INFORMATION GIVEN →
* * *
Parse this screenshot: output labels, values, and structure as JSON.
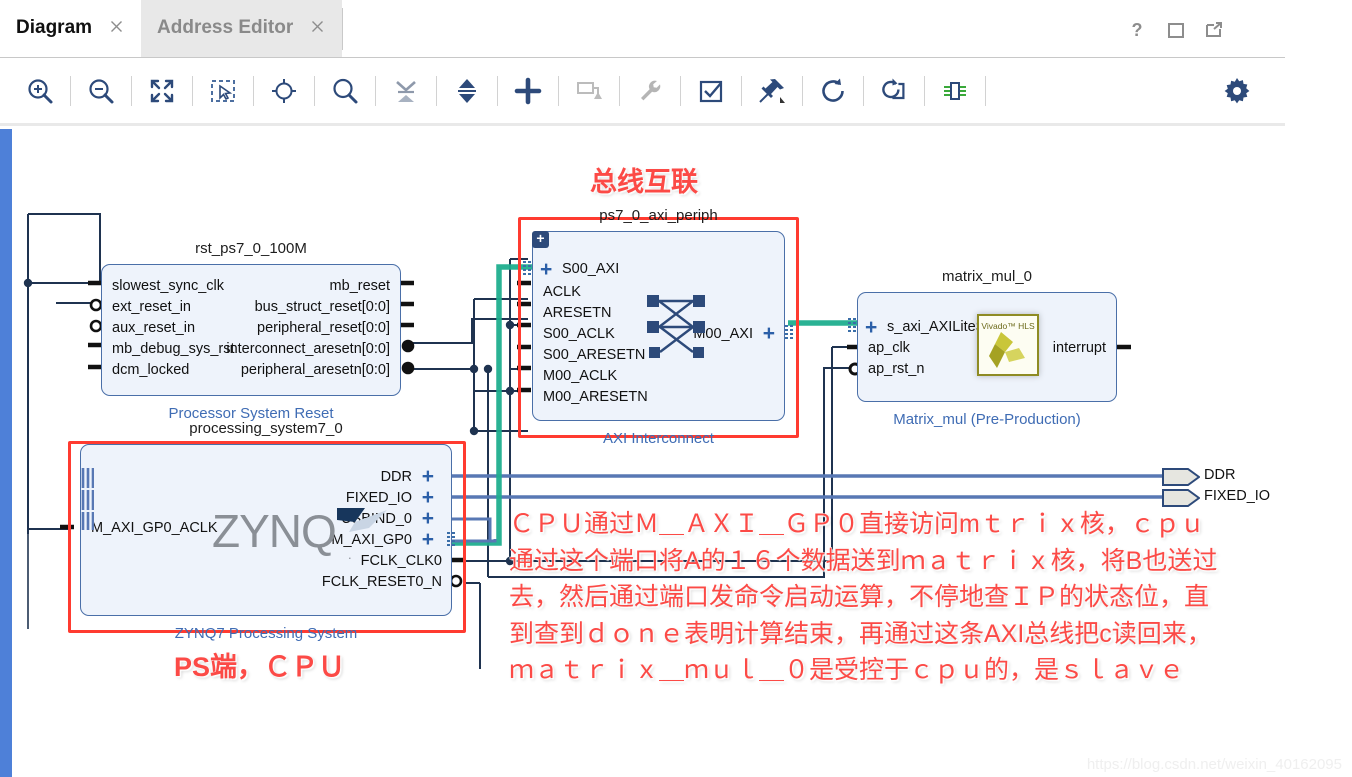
{
  "window": {
    "tabs": [
      {
        "label": "Diagram",
        "active": true,
        "close_icon": "close-icon"
      },
      {
        "label": "Address Editor",
        "active": false,
        "close_icon": "close-icon"
      }
    ],
    "controls": [
      {
        "name": "help-icon",
        "glyph": "?"
      },
      {
        "name": "maximize-icon",
        "glyph": "□"
      },
      {
        "name": "float-window-icon",
        "glyph": "↗"
      }
    ]
  },
  "toolbar": {
    "items": [
      {
        "name": "zoom-in-icon",
        "tip": "Zoom In"
      },
      {
        "name": "zoom-out-icon",
        "tip": "Zoom Out"
      },
      {
        "name": "zoom-fit-icon",
        "tip": "Zoom Fit"
      },
      {
        "name": "select-area-icon",
        "tip": "Select Area"
      },
      {
        "name": "zoom-to-selection-icon",
        "tip": "Fit Selection"
      },
      {
        "name": "search-icon",
        "tip": "Search"
      },
      {
        "name": "collapse-all-icon",
        "tip": "Collapse All"
      },
      {
        "name": "expand-all-icon",
        "tip": "Expand All"
      },
      {
        "name": "add-ip-icon",
        "tip": "Add IP"
      },
      {
        "name": "add-module-icon",
        "tip": "Add Module"
      },
      {
        "name": "settings-wrench-icon",
        "tip": "Customize Block"
      },
      {
        "name": "validate-design-icon",
        "tip": "Validate Design"
      },
      {
        "name": "pin-icon",
        "tip": "Pin"
      },
      {
        "name": "refresh-icon",
        "tip": "Refresh"
      },
      {
        "name": "run-connection-automation-icon",
        "tip": "Run Connection Automation"
      },
      {
        "name": "run-block-automation-icon",
        "tip": "Run Block Automation"
      }
    ],
    "gear": {
      "name": "gear-icon",
      "tip": "Settings"
    }
  },
  "diagram": {
    "blocks": [
      {
        "id": "rst",
        "title": "rst_ps7_0_100M",
        "subtitle": "Processor System Reset",
        "inputs": [
          "slowest_sync_clk",
          "ext_reset_in",
          "aux_reset_in",
          "mb_debug_sys_rst",
          "dcm_locked"
        ],
        "outputs": [
          "mb_reset",
          "bus_struct_reset[0:0]",
          "peripheral_reset[0:0]",
          "interconnect_aresetn[0:0]",
          "peripheral_aresetn[0:0]"
        ]
      },
      {
        "id": "interconnect",
        "title": "ps7_0_axi_periph",
        "subtitle": "AXI Interconnect",
        "inputs": [
          "S00_AXI",
          "ACLK",
          "ARESETN",
          "S00_ACLK",
          "S00_ARESETN",
          "M00_ACLK",
          "M00_ARESETN"
        ],
        "outputs": [
          "M00_AXI"
        ],
        "highlighted": true
      },
      {
        "id": "matrix",
        "title": "matrix_mul_0",
        "subtitle": "Matrix_mul (Pre-Production)",
        "inputs": [
          "s_axi_AXILiteS",
          "ap_clk",
          "ap_rst_n"
        ],
        "outputs": [
          "interrupt"
        ],
        "logo_text": "Vivado™ HLS"
      },
      {
        "id": "zynq",
        "title": "processing_system7_0",
        "subtitle": "ZYNQ7 Processing System",
        "inputs": [
          "M_AXI_GP0_ACLK"
        ],
        "outputs": [
          "DDR",
          "FIXED_IO",
          "USBIND_0",
          "M_AXI_GP0",
          "FCLK_CLK0",
          "FCLK_RESET0_N"
        ],
        "logo_text": "ZYNQ",
        "highlighted": true
      }
    ],
    "external_ports": [
      {
        "label": "DDR"
      },
      {
        "label": "FIXED_IO"
      }
    ]
  },
  "annotations": {
    "bus_title": "总线互联",
    "ps_title": "PS端，ＣＰＵ",
    "body_lines": [
      "ＣＰＵ通过Ｍ＿ＡＸＩ＿ＧＰ０直接访问mｔｒｉｘ核，ｃｐｕ",
      "通过这个端口将A的１６个数据送到ｍａｔｒｉｘ核，将B也送过",
      "去，然后通过端口发命令启动运算，不停地查ＩＰ的状态位，直",
      "到查到ｄｏｎｅ表明计算结束，再通过这条AXI总线把c读回来，",
      "ｍａｔｒｉｘ＿ｍｕｌ＿０是受控于ｃｐｕ的，是ｓｌａｖｅ"
    ]
  },
  "watermark": "https://blog.csdn.net/weixin_40162095"
}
* * *
AIM → Your reply is one number: how many lines of the records above contain the word "subtitle".

COMPLETE ANSWER → 4